→ **Records from a collection**:
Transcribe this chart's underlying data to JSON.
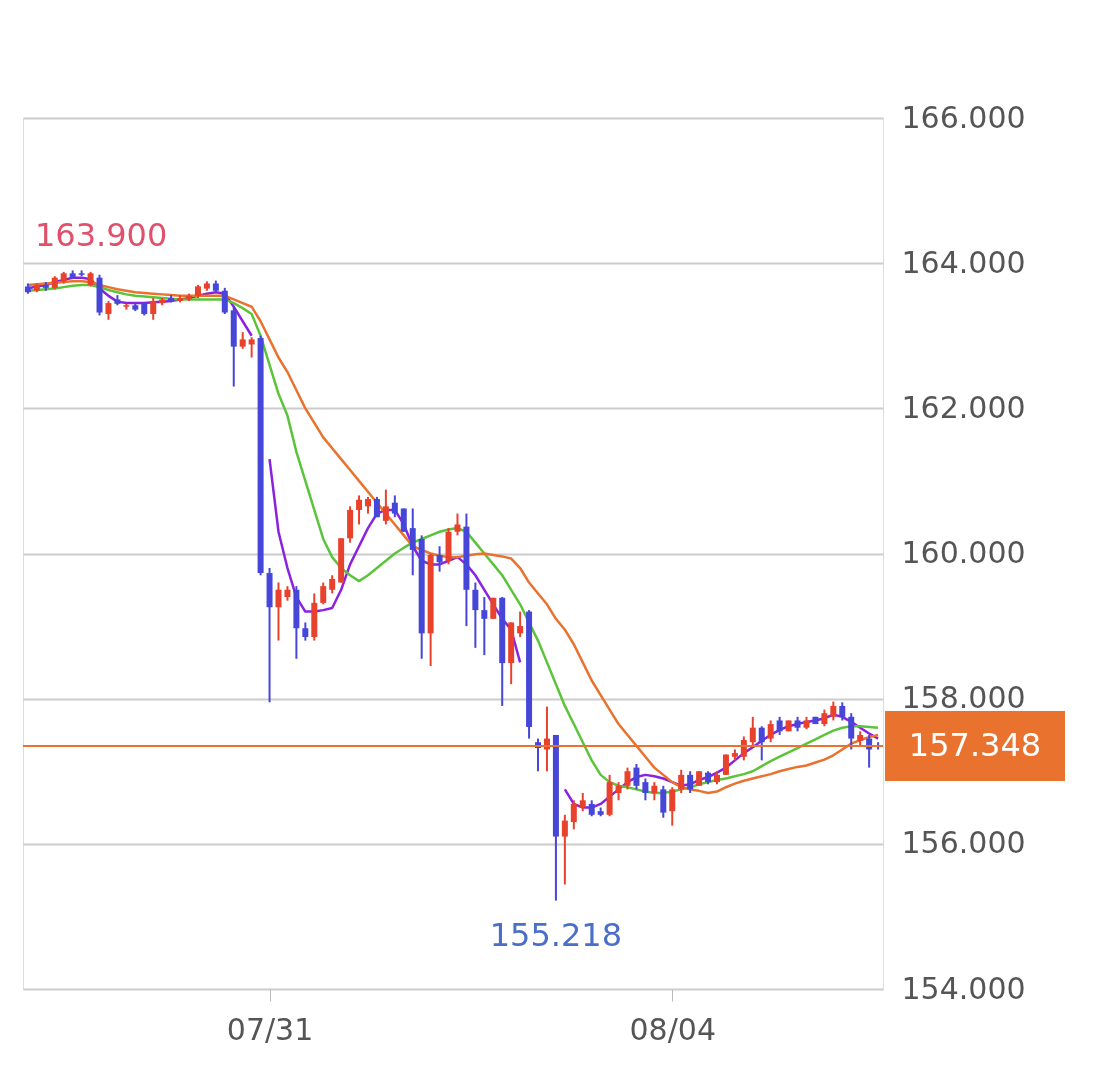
{
  "chart_data": {
    "type": "candlestick",
    "categories": [
      null,
      null,
      null,
      null,
      null,
      null,
      null,
      null,
      null,
      null,
      null,
      null,
      null,
      null,
      null,
      null,
      null,
      null,
      null,
      null,
      null,
      null,
      null,
      null,
      null,
      null,
      null,
      "07/31",
      null,
      null,
      null,
      null,
      null,
      null,
      null,
      null,
      null,
      null,
      null,
      null,
      null,
      null,
      null,
      null,
      null,
      null,
      null,
      null,
      null,
      null,
      null,
      null,
      null,
      null,
      null,
      null,
      null,
      null,
      null,
      null,
      null,
      null,
      null,
      null,
      null,
      null,
      null,
      null,
      null,
      null,
      null,
      null,
      "08/04",
      null,
      null,
      null,
      null,
      null,
      null,
      null,
      null,
      null,
      null,
      null,
      null,
      null,
      null,
      null,
      null,
      null,
      null,
      null,
      null,
      null,
      null,
      null
    ],
    "ohlc": [
      [
        163.68,
        163.72,
        163.58,
        163.6
      ],
      [
        163.62,
        163.72,
        163.6,
        163.7
      ],
      [
        163.7,
        163.74,
        163.62,
        163.66
      ],
      [
        163.66,
        163.82,
        163.64,
        163.8
      ],
      [
        163.75,
        163.88,
        163.72,
        163.86
      ],
      [
        163.86,
        163.9,
        163.78,
        163.8
      ],
      [
        163.86,
        163.9,
        163.82,
        163.84
      ],
      [
        163.7,
        163.88,
        163.68,
        163.86
      ],
      [
        163.8,
        163.84,
        163.28,
        163.32
      ],
      [
        163.3,
        163.48,
        163.22,
        163.45
      ],
      [
        163.5,
        163.56,
        163.42,
        163.44
      ],
      [
        163.4,
        163.44,
        163.36,
        163.42
      ],
      [
        163.42,
        163.44,
        163.34,
        163.36
      ],
      [
        163.44,
        163.46,
        163.28,
        163.3
      ],
      [
        163.3,
        163.52,
        163.22,
        163.48
      ],
      [
        163.45,
        163.52,
        163.42,
        163.5
      ],
      [
        163.52,
        163.56,
        163.46,
        163.48
      ],
      [
        163.48,
        163.56,
        163.46,
        163.52
      ],
      [
        163.5,
        163.58,
        163.48,
        163.55
      ],
      [
        163.55,
        163.7,
        163.52,
        163.68
      ],
      [
        163.65,
        163.75,
        163.62,
        163.72
      ],
      [
        163.72,
        163.76,
        163.6,
        163.62
      ],
      [
        163.62,
        163.66,
        163.3,
        163.32
      ],
      [
        163.35,
        163.4,
        162.3,
        162.85
      ],
      [
        162.85,
        163.05,
        162.82,
        162.95
      ],
      [
        162.88,
        162.98,
        162.7,
        162.95
      ],
      [
        162.97,
        163.0,
        159.7,
        159.73
      ],
      [
        159.73,
        159.8,
        157.95,
        159.26
      ],
      [
        159.26,
        159.6,
        158.8,
        159.5
      ],
      [
        159.4,
        159.55,
        159.35,
        159.5
      ],
      [
        159.5,
        159.55,
        158.55,
        158.97
      ],
      [
        158.97,
        159.05,
        158.8,
        158.85
      ],
      [
        158.85,
        159.45,
        158.8,
        159.32
      ],
      [
        159.32,
        159.6,
        159.3,
        159.55
      ],
      [
        159.5,
        159.7,
        159.45,
        159.65
      ],
      [
        159.6,
        160.21,
        159.6,
        160.21
      ],
      [
        160.21,
        160.65,
        160.15,
        160.6
      ],
      [
        160.6,
        160.8,
        160.4,
        160.74
      ],
      [
        160.65,
        160.78,
        160.55,
        160.75
      ],
      [
        160.75,
        160.78,
        160.5,
        160.5
      ],
      [
        160.45,
        160.88,
        160.4,
        160.65
      ],
      [
        160.7,
        160.8,
        160.5,
        160.55
      ],
      [
        160.62,
        160.62,
        160.3,
        160.3
      ],
      [
        160.35,
        160.62,
        159.7,
        160.05
      ],
      [
        160.2,
        160.25,
        158.55,
        158.9
      ],
      [
        158.9,
        160.0,
        158.45,
        159.98
      ],
      [
        159.98,
        160.1,
        159.75,
        159.88
      ],
      [
        159.9,
        160.35,
        159.85,
        160.3
      ],
      [
        160.3,
        160.55,
        160.25,
        160.4
      ],
      [
        160.37,
        160.55,
        159.0,
        159.5
      ],
      [
        159.5,
        159.6,
        158.7,
        159.22
      ],
      [
        159.22,
        159.4,
        158.6,
        159.1
      ],
      [
        159.1,
        159.39,
        159.1,
        159.39
      ],
      [
        159.39,
        159.4,
        157.9,
        158.49
      ],
      [
        158.49,
        159.05,
        158.2,
        159.05
      ],
      [
        158.9,
        159.2,
        158.85,
        159.0
      ],
      [
        159.2,
        159.22,
        157.45,
        157.61
      ],
      [
        157.4,
        157.45,
        157.0,
        157.32
      ],
      [
        157.3,
        157.89,
        157.0,
        157.45
      ],
      [
        157.5,
        157.5,
        155.218,
        156.1
      ],
      [
        156.1,
        156.4,
        155.44,
        156.32
      ],
      [
        156.3,
        156.6,
        156.2,
        156.55
      ],
      [
        156.5,
        156.7,
        156.45,
        156.6
      ],
      [
        156.55,
        156.6,
        156.38,
        156.4
      ],
      [
        156.45,
        156.5,
        156.38,
        156.4
      ],
      [
        156.4,
        156.95,
        156.38,
        156.85
      ],
      [
        156.7,
        156.85,
        156.6,
        156.8
      ],
      [
        156.8,
        157.05,
        156.75,
        157.0
      ],
      [
        157.05,
        157.1,
        156.75,
        156.8
      ],
      [
        156.85,
        156.9,
        156.6,
        156.7
      ],
      [
        156.7,
        156.85,
        156.6,
        156.8
      ],
      [
        156.75,
        156.8,
        156.36,
        156.43
      ],
      [
        156.45,
        156.78,
        156.25,
        156.75
      ],
      [
        156.75,
        157.02,
        156.7,
        156.95
      ],
      [
        156.95,
        157.0,
        156.7,
        156.75
      ],
      [
        156.8,
        157.0,
        156.8,
        157.0
      ],
      [
        156.98,
        157.0,
        156.82,
        156.85
      ],
      [
        156.85,
        157.0,
        156.82,
        156.95
      ],
      [
        156.95,
        157.23,
        156.95,
        157.23
      ],
      [
        157.2,
        157.3,
        157.15,
        157.25
      ],
      [
        157.2,
        157.48,
        157.15,
        157.43
      ],
      [
        157.4,
        157.75,
        157.35,
        157.6
      ],
      [
        157.6,
        157.62,
        157.15,
        157.4
      ],
      [
        157.45,
        157.7,
        157.4,
        157.65
      ],
      [
        157.7,
        157.75,
        157.5,
        157.55
      ],
      [
        157.55,
        157.7,
        157.55,
        157.7
      ],
      [
        157.7,
        157.75,
        157.55,
        157.6
      ],
      [
        157.6,
        157.75,
        157.58,
        157.7
      ],
      [
        157.75,
        157.75,
        157.65,
        157.65
      ],
      [
        157.65,
        157.85,
        157.62,
        157.8
      ],
      [
        157.75,
        157.96,
        157.7,
        157.9
      ],
      [
        157.9,
        157.95,
        157.7,
        157.75
      ],
      [
        157.75,
        157.8,
        157.3,
        157.45
      ],
      [
        157.42,
        157.55,
        157.35,
        157.5
      ],
      [
        157.45,
        157.5,
        157.05,
        157.3
      ],
      [
        157.36,
        157.4,
        157.3,
        157.348
      ]
    ],
    "colors": [
      "#4646d8",
      "#e8412c",
      "#4646d8",
      "#e8412c",
      "#e8412c",
      "#4646d8",
      "#4646d8",
      "#e8412c",
      "#4646d8",
      "#e8412c",
      "#4646d8",
      "#e8412c",
      "#4646d8",
      "#4646d8",
      "#e8412c",
      "#e8412c",
      "#4646d8",
      "#e8412c",
      "#e8412c",
      "#e8412c",
      "#e8412c",
      "#4646d8",
      "#4646d8",
      "#4646d8",
      "#e8412c",
      "#e8412c",
      "#4646d8",
      "#4646d8",
      "#e8412c",
      "#e8412c",
      "#4646d8",
      "#4646d8",
      "#e8412c",
      "#e8412c",
      "#e8412c",
      "#e8412c",
      "#e8412c",
      "#e8412c",
      "#e8412c",
      "#4646d8",
      "#e8412c",
      "#4646d8",
      "#4646d8",
      "#4646d8",
      "#4646d8",
      "#e8412c",
      "#4646d8",
      "#e8412c",
      "#e8412c",
      "#4646d8",
      "#4646d8",
      "#4646d8",
      "#e8412c",
      "#4646d8",
      "#e8412c",
      "#e8412c",
      "#4646d8",
      "#4646d8",
      "#e8412c",
      "#4646d8",
      "#e8412c",
      "#e8412c",
      "#e8412c",
      "#4646d8",
      "#4646d8",
      "#e8412c",
      "#e8412c",
      "#e8412c",
      "#4646d8",
      "#4646d8",
      "#e8412c",
      "#4646d8",
      "#e8412c",
      "#e8412c",
      "#4646d8",
      "#e8412c",
      "#4646d8",
      "#e8412c",
      "#e8412c",
      "#e8412c",
      "#e8412c",
      "#e8412c",
      "#4646d8",
      "#e8412c",
      "#4646d8",
      "#e8412c",
      "#4646d8",
      "#e8412c",
      "#4646d8",
      "#e8412c",
      "#e8412c",
      "#4646d8",
      "#4646d8",
      "#e8412c",
      "#4646d8",
      "#4646d8"
    ],
    "series": [
      {
        "type": "line",
        "color": "#8a22e0",
        "values": [
          163.65,
          163.68,
          163.7,
          163.74,
          163.77,
          163.8,
          163.8,
          163.78,
          163.65,
          163.55,
          163.47,
          163.45,
          163.45,
          163.45,
          163.46,
          163.47,
          163.48,
          163.5,
          163.52,
          163.55,
          163.58,
          163.6,
          163.58,
          163.4,
          163.2,
          163.0,
          null,
          161.3,
          160.3,
          159.8,
          159.4,
          159.2,
          159.2,
          159.22,
          159.25,
          159.5,
          159.85,
          160.1,
          160.35,
          160.55,
          160.6,
          160.6,
          160.4,
          160.1,
          159.9,
          159.85,
          159.85,
          159.9,
          159.95,
          159.85,
          159.7,
          159.5,
          159.3,
          159.1,
          158.95,
          158.5,
          null,
          null,
          null,
          null,
          156.75,
          156.55,
          156.5,
          156.5,
          156.55,
          156.65,
          156.75,
          156.85,
          156.92,
          156.95,
          156.93,
          156.9,
          156.85,
          156.8,
          156.82,
          156.88,
          156.92,
          156.98,
          157.05,
          157.15,
          157.25,
          157.33,
          157.42,
          157.5,
          157.57,
          157.62,
          157.65,
          157.68,
          157.7,
          157.73,
          157.78,
          157.75,
          157.68,
          157.6,
          157.52,
          157.45
        ]
      },
      {
        "type": "line",
        "color": "#5cc43a",
        "values": [
          163.62,
          163.63,
          163.64,
          163.65,
          163.67,
          163.69,
          163.7,
          163.7,
          163.67,
          163.63,
          163.6,
          163.57,
          163.55,
          163.54,
          163.53,
          163.52,
          163.51,
          163.5,
          163.5,
          163.5,
          163.5,
          163.5,
          163.5,
          163.45,
          163.38,
          163.3,
          163.0,
          162.6,
          162.2,
          161.9,
          161.4,
          161.0,
          160.6,
          160.2,
          159.95,
          159.8,
          159.7,
          159.62,
          159.7,
          159.8,
          159.9,
          160.0,
          160.08,
          160.15,
          160.2,
          160.25,
          160.3,
          160.33,
          160.35,
          160.3,
          160.15,
          160.0,
          159.85,
          159.7,
          159.5,
          159.3,
          159.05,
          158.8,
          158.5,
          158.2,
          157.9,
          157.65,
          157.4,
          157.15,
          156.95,
          156.85,
          156.8,
          156.78,
          156.75,
          156.72,
          156.7,
          156.7,
          156.72,
          156.75,
          156.78,
          156.82,
          156.85,
          156.88,
          156.9,
          156.93,
          156.96,
          157.0,
          157.07,
          157.14,
          157.2,
          157.26,
          157.32,
          157.38,
          157.44,
          157.5,
          157.56,
          157.6,
          157.62,
          157.62,
          157.61,
          157.6
        ]
      },
      {
        "type": "line",
        "color": "#e8722e",
        "values": [
          163.7,
          163.71,
          163.72,
          163.73,
          163.74,
          163.75,
          163.75,
          163.74,
          163.7,
          163.67,
          163.64,
          163.62,
          163.6,
          163.59,
          163.58,
          163.57,
          163.56,
          163.55,
          163.55,
          163.55,
          163.55,
          163.55,
          163.55,
          163.5,
          163.45,
          163.4,
          163.2,
          162.95,
          162.7,
          162.5,
          162.25,
          162.0,
          161.8,
          161.6,
          161.45,
          161.3,
          161.15,
          161.0,
          160.85,
          160.7,
          160.55,
          160.4,
          160.25,
          160.1,
          160.05,
          160.0,
          159.97,
          159.95,
          159.95,
          159.97,
          159.99,
          160.0,
          159.98,
          159.96,
          159.93,
          159.8,
          159.6,
          159.45,
          159.3,
          159.1,
          158.95,
          158.75,
          158.5,
          158.25,
          158.05,
          157.85,
          157.65,
          157.5,
          157.35,
          157.2,
          157.05,
          156.95,
          156.85,
          156.78,
          156.75,
          156.73,
          156.7,
          156.72,
          156.78,
          156.83,
          156.87,
          156.9,
          156.93,
          156.96,
          157.0,
          157.03,
          157.06,
          157.08,
          157.12,
          157.16,
          157.22,
          157.3,
          157.38,
          157.43,
          157.47,
          157.5
        ]
      }
    ],
    "ylim": [
      154,
      166
    ],
    "yticks": [
      {
        "value": 154,
        "label": "154.000"
      },
      {
        "value": 156,
        "label": "156.000"
      },
      {
        "value": 158,
        "label": "158.000"
      },
      {
        "value": 160,
        "label": "160.000"
      },
      {
        "value": 162,
        "label": "162.000"
      },
      {
        "value": 164,
        "label": "164.000"
      },
      {
        "value": 166,
        "label": "166.000"
      }
    ],
    "grid": "y",
    "ref_lines": [
      {
        "axis": "y",
        "value": 157.348,
        "label": "157.348",
        "color": "#e8722e"
      }
    ],
    "annotations": [
      "163.900",
      {
        "text": "155.218",
        "y": 155.218
      }
    ]
  }
}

→ **What the task requires**:
Scan the data for the word "label" and copy every line where it shows up.

→ **Expected answer**:
        "label": "154.000"
        "label": "156.000"
        "label": "158.000"
        "label": "160.000"
        "label": "162.000"
        "label": "164.000"
        "label": "166.000"
        "label": "157.348",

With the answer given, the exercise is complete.